■ Given request ■
Filter for the word "data" and keep each matching line.
★ ★ ★
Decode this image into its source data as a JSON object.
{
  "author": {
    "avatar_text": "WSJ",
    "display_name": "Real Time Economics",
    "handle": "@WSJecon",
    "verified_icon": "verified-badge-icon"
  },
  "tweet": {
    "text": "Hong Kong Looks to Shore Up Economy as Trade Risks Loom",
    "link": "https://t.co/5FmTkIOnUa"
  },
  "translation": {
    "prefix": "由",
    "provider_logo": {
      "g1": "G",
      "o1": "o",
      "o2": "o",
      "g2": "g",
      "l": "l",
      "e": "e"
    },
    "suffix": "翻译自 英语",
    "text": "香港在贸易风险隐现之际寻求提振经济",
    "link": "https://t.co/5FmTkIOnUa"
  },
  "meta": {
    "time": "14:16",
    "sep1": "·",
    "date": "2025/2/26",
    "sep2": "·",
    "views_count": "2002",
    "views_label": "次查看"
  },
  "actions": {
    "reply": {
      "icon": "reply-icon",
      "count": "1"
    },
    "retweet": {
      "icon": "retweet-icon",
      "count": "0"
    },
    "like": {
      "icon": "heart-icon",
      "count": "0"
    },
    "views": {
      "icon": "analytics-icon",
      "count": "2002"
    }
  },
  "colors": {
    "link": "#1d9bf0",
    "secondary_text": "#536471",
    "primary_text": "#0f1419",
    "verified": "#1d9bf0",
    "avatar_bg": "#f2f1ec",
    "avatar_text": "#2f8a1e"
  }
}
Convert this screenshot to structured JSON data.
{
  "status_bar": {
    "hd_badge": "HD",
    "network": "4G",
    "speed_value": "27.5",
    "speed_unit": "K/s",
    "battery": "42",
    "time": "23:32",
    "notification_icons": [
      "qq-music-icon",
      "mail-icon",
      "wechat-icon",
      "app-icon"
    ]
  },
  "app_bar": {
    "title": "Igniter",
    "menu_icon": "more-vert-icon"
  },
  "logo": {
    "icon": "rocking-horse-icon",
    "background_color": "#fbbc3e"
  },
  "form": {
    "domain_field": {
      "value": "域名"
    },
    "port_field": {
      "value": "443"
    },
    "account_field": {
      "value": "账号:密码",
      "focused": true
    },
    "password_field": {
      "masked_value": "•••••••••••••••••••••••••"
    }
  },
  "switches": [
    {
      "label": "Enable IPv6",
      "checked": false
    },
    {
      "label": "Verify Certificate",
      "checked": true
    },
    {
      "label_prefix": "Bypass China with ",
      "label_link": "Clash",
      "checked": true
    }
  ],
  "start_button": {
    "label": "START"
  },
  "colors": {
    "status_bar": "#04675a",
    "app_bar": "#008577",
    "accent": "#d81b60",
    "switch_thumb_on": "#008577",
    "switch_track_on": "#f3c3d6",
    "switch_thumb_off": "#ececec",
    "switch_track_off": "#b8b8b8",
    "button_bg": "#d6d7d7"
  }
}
★ ★ ★
■ The answer ■
Decode this image into its source data as a JSON object.
Convert this screenshot to structured JSON data.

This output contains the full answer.